Problem requirements
Write the data below out exactly as it stands. Do not include the pictures.

++++++++

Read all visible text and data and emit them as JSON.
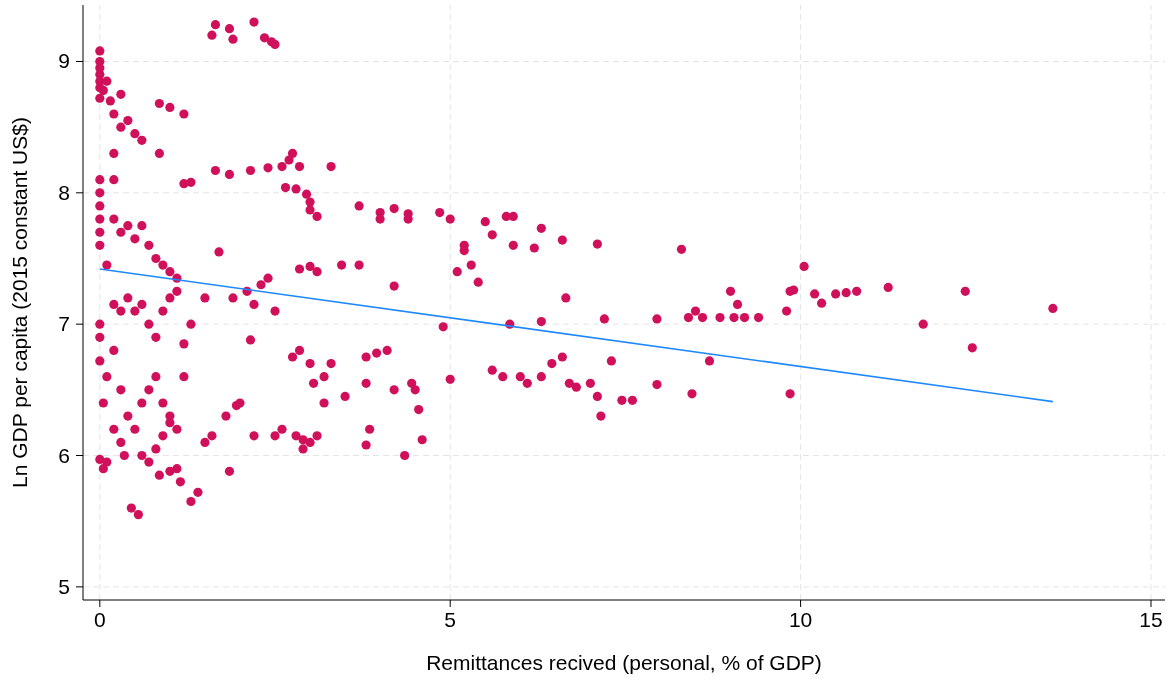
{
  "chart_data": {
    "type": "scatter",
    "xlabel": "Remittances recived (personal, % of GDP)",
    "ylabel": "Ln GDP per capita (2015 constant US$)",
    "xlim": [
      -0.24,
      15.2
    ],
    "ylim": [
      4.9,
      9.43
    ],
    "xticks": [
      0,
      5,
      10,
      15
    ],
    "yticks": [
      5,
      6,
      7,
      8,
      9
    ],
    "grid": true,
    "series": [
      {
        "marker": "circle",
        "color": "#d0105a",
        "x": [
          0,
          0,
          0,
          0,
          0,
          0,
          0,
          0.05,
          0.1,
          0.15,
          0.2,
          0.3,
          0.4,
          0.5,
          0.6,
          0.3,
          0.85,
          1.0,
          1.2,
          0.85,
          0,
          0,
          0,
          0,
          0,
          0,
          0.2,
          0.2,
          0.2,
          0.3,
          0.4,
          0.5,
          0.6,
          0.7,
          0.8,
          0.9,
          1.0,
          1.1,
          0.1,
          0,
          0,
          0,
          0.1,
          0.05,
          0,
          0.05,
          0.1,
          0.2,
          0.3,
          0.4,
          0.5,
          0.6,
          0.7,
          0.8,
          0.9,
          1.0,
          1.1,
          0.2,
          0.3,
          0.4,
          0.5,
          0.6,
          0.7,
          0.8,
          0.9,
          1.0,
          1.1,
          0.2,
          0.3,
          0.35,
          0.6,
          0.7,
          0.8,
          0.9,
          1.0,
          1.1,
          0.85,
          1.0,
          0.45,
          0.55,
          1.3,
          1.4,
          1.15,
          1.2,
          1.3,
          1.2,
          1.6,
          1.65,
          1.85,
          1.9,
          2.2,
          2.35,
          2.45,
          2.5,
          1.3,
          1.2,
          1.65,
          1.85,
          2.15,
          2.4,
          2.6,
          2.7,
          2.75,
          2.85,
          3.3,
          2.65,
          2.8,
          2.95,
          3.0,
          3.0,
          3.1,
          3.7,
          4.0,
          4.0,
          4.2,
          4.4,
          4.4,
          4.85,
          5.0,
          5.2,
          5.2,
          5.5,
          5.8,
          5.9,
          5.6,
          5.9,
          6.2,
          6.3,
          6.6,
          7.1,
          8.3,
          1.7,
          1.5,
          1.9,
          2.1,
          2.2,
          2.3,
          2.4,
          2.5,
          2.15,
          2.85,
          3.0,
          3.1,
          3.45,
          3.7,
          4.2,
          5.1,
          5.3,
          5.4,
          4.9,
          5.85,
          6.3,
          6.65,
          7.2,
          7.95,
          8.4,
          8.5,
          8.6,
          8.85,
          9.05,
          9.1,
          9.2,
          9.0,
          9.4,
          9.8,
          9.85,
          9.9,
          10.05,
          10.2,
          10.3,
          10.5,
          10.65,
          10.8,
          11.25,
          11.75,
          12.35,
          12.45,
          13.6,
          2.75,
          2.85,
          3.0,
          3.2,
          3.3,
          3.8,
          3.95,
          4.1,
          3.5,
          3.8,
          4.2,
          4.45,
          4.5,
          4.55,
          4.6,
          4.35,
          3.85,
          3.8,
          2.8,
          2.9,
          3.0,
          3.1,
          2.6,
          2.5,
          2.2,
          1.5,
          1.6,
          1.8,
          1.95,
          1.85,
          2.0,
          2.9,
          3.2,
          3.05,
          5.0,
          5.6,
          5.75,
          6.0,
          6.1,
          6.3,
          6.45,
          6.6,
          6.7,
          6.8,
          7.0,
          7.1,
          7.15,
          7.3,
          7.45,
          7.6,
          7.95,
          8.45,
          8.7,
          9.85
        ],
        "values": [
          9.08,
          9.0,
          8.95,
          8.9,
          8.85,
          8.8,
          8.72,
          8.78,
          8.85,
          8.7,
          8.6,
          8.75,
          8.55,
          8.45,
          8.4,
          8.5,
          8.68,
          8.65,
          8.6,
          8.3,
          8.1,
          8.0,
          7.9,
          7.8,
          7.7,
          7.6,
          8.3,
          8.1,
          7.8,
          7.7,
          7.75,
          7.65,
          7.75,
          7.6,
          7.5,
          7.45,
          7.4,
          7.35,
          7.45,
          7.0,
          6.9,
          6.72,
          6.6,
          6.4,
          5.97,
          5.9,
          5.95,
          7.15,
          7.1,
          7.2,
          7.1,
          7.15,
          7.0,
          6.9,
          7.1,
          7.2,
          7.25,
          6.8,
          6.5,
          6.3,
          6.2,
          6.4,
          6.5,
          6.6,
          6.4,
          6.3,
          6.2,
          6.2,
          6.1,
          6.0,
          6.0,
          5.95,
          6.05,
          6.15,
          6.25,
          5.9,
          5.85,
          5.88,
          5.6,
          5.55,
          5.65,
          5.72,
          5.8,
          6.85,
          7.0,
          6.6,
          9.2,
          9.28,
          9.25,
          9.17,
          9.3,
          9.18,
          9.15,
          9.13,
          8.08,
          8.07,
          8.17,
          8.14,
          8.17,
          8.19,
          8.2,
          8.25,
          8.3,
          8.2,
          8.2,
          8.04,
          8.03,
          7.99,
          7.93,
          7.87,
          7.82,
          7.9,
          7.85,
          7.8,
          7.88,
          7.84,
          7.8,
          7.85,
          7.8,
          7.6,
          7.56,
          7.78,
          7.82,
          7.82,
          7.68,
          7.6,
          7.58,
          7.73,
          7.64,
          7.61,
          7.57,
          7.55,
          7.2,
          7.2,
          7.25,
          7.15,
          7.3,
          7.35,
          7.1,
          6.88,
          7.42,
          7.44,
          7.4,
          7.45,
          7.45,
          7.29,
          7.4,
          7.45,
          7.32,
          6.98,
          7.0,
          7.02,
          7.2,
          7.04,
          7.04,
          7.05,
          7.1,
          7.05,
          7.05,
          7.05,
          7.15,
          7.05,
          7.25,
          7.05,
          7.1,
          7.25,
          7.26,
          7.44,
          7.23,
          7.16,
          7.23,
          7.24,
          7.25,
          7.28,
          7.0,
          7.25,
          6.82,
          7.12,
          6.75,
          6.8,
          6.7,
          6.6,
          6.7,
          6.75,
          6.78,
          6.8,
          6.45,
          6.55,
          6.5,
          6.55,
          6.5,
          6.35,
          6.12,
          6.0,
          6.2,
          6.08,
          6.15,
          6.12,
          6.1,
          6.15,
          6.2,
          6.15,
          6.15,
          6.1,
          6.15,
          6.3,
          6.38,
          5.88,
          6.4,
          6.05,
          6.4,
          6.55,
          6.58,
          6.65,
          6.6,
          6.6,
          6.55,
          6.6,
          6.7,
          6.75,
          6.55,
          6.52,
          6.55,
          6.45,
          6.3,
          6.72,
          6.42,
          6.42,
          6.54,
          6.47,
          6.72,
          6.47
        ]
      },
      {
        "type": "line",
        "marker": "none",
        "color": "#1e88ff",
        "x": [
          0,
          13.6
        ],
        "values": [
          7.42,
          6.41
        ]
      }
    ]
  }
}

++++++++

Answer to this task
Read all visible text and data and emit them as JSON.
{
  "chart_data": {
    "type": "scatter",
    "xlabel": "Remittances recived (personal, % of GDP)",
    "ylabel": "Ln GDP per capita (2015 constant US$)",
    "xlim": [
      -0.24,
      15.2
    ],
    "ylim": [
      4.9,
      9.43
    ],
    "xticks": [
      0,
      5,
      10,
      15
    ],
    "yticks": [
      5,
      6,
      7,
      8,
      9
    ],
    "grid": true,
    "series": [
      {
        "marker": "circle",
        "color": "#d0105a",
        "x": [
          0,
          0,
          0,
          0,
          0,
          0,
          0,
          0.05,
          0.1,
          0.15,
          0.2,
          0.3,
          0.4,
          0.5,
          0.6,
          0.3,
          0.85,
          1.0,
          1.2,
          0.85,
          0,
          0,
          0,
          0,
          0,
          0,
          0.2,
          0.2,
          0.2,
          0.3,
          0.4,
          0.5,
          0.6,
          0.7,
          0.8,
          0.9,
          1.0,
          1.1,
          0.1,
          0,
          0,
          0,
          0.1,
          0.05,
          0,
          0.05,
          0.1,
          0.2,
          0.3,
          0.4,
          0.5,
          0.6,
          0.7,
          0.8,
          0.9,
          1.0,
          1.1,
          0.2,
          0.3,
          0.4,
          0.5,
          0.6,
          0.7,
          0.8,
          0.9,
          1.0,
          1.1,
          0.2,
          0.3,
          0.35,
          0.6,
          0.7,
          0.8,
          0.9,
          1.0,
          1.1,
          0.85,
          1.0,
          0.45,
          0.55,
          1.3,
          1.4,
          1.15,
          1.2,
          1.3,
          1.2,
          1.6,
          1.65,
          1.85,
          1.9,
          2.2,
          2.35,
          2.45,
          2.5,
          1.3,
          1.2,
          1.65,
          1.85,
          2.15,
          2.4,
          2.6,
          2.7,
          2.75,
          2.85,
          3.3,
          2.65,
          2.8,
          2.95,
          3.0,
          3.0,
          3.1,
          3.7,
          4.0,
          4.0,
          4.2,
          4.4,
          4.4,
          4.85,
          5.0,
          5.2,
          5.2,
          5.5,
          5.8,
          5.9,
          5.6,
          5.9,
          6.2,
          6.3,
          6.6,
          7.1,
          8.3,
          1.7,
          1.5,
          1.9,
          2.1,
          2.2,
          2.3,
          2.4,
          2.5,
          2.15,
          2.85,
          3.0,
          3.1,
          3.45,
          3.7,
          4.2,
          5.1,
          5.3,
          5.4,
          4.9,
          5.85,
          6.3,
          6.65,
          7.2,
          7.95,
          8.4,
          8.5,
          8.6,
          8.85,
          9.05,
          9.1,
          9.2,
          9.0,
          9.4,
          9.8,
          9.85,
          9.9,
          10.05,
          10.2,
          10.3,
          10.5,
          10.65,
          10.8,
          11.25,
          11.75,
          12.35,
          12.45,
          13.6,
          2.75,
          2.85,
          3.0,
          3.2,
          3.3,
          3.8,
          3.95,
          4.1,
          3.5,
          3.8,
          4.2,
          4.45,
          4.5,
          4.55,
          4.6,
          4.35,
          3.85,
          3.8,
          2.8,
          2.9,
          3.0,
          3.1,
          2.6,
          2.5,
          2.2,
          1.5,
          1.6,
          1.8,
          1.95,
          1.85,
          2.0,
          2.9,
          3.2,
          3.05,
          5.0,
          5.6,
          5.75,
          6.0,
          6.1,
          6.3,
          6.45,
          6.6,
          6.7,
          6.8,
          7.0,
          7.1,
          7.15,
          7.3,
          7.45,
          7.6,
          7.95,
          8.45,
          8.7,
          9.85
        ],
        "values": [
          9.08,
          9.0,
          8.95,
          8.9,
          8.85,
          8.8,
          8.72,
          8.78,
          8.85,
          8.7,
          8.6,
          8.75,
          8.55,
          8.45,
          8.4,
          8.5,
          8.68,
          8.65,
          8.6,
          8.3,
          8.1,
          8.0,
          7.9,
          7.8,
          7.7,
          7.6,
          8.3,
          8.1,
          7.8,
          7.7,
          7.75,
          7.65,
          7.75,
          7.6,
          7.5,
          7.45,
          7.4,
          7.35,
          7.45,
          7.0,
          6.9,
          6.72,
          6.6,
          6.4,
          5.97,
          5.9,
          5.95,
          7.15,
          7.1,
          7.2,
          7.1,
          7.15,
          7.0,
          6.9,
          7.1,
          7.2,
          7.25,
          6.8,
          6.5,
          6.3,
          6.2,
          6.4,
          6.5,
          6.6,
          6.4,
          6.3,
          6.2,
          6.2,
          6.1,
          6.0,
          6.0,
          5.95,
          6.05,
          6.15,
          6.25,
          5.9,
          5.85,
          5.88,
          5.6,
          5.55,
          5.65,
          5.72,
          5.8,
          6.85,
          7.0,
          6.6,
          9.2,
          9.28,
          9.25,
          9.17,
          9.3,
          9.18,
          9.15,
          9.13,
          8.08,
          8.07,
          8.17,
          8.14,
          8.17,
          8.19,
          8.2,
          8.25,
          8.3,
          8.2,
          8.2,
          8.04,
          8.03,
          7.99,
          7.93,
          7.87,
          7.82,
          7.9,
          7.85,
          7.8,
          7.88,
          7.84,
          7.8,
          7.85,
          7.8,
          7.6,
          7.56,
          7.78,
          7.82,
          7.82,
          7.68,
          7.6,
          7.58,
          7.73,
          7.64,
          7.61,
          7.57,
          7.55,
          7.2,
          7.2,
          7.25,
          7.15,
          7.3,
          7.35,
          7.1,
          6.88,
          7.42,
          7.44,
          7.4,
          7.45,
          7.45,
          7.29,
          7.4,
          7.45,
          7.32,
          6.98,
          7.0,
          7.02,
          7.2,
          7.04,
          7.04,
          7.05,
          7.1,
          7.05,
          7.05,
          7.05,
          7.15,
          7.05,
          7.25,
          7.05,
          7.1,
          7.25,
          7.26,
          7.44,
          7.23,
          7.16,
          7.23,
          7.24,
          7.25,
          7.28,
          7.0,
          7.25,
          6.82,
          7.12,
          6.75,
          6.8,
          6.7,
          6.6,
          6.7,
          6.75,
          6.78,
          6.8,
          6.45,
          6.55,
          6.5,
          6.55,
          6.5,
          6.35,
          6.12,
          6.0,
          6.2,
          6.08,
          6.15,
          6.12,
          6.1,
          6.15,
          6.2,
          6.15,
          6.15,
          6.1,
          6.15,
          6.3,
          6.38,
          5.88,
          6.4,
          6.05,
          6.4,
          6.55,
          6.58,
          6.65,
          6.6,
          6.6,
          6.55,
          6.6,
          6.7,
          6.75,
          6.55,
          6.52,
          6.55,
          6.45,
          6.3,
          6.72,
          6.42,
          6.42,
          6.54,
          6.47,
          6.72,
          6.47
        ]
      },
      {
        "type": "line",
        "marker": "none",
        "color": "#1e88ff",
        "x": [
          0,
          13.6
        ],
        "values": [
          7.42,
          6.41
        ]
      }
    ]
  }
}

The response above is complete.